• **GIVEN PROBLEM**: Identify each line holding the string "Programs" and copy it.
[start of INFORMATION SHOWN]
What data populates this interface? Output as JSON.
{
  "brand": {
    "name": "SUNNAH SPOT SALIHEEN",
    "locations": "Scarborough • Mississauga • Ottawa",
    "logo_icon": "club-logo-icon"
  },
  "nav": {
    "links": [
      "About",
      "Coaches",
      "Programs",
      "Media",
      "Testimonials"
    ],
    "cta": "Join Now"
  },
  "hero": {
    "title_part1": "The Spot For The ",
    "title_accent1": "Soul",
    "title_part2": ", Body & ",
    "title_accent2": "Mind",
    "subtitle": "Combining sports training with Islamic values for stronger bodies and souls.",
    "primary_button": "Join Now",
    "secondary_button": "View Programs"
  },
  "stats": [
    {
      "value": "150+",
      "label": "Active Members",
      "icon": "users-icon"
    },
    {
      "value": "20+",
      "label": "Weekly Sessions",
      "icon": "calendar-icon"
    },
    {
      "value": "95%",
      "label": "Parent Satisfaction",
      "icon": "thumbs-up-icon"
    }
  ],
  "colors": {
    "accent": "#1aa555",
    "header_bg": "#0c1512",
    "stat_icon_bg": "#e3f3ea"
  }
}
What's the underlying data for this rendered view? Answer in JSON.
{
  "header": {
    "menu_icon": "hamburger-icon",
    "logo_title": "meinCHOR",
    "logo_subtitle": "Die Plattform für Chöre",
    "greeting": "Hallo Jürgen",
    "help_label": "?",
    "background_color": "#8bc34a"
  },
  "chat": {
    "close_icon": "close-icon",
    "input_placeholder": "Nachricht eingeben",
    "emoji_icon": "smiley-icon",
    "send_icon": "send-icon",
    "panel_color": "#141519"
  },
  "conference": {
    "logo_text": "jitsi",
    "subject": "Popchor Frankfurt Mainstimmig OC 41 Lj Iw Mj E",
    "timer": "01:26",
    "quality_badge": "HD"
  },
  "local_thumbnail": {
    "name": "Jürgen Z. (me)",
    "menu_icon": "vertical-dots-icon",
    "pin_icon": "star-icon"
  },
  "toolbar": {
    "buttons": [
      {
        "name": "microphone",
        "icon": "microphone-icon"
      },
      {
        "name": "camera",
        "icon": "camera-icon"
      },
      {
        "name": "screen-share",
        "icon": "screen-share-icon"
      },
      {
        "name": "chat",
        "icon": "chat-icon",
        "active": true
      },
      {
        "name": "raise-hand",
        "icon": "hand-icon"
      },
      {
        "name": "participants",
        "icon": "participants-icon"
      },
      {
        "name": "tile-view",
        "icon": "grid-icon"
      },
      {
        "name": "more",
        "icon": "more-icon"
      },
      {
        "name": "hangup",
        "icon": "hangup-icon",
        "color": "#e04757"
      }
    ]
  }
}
[end of INFORMATION SHOWN]
• **TASK OUTPUT**:
      "Programs",
    "secondary_button": "View Programs"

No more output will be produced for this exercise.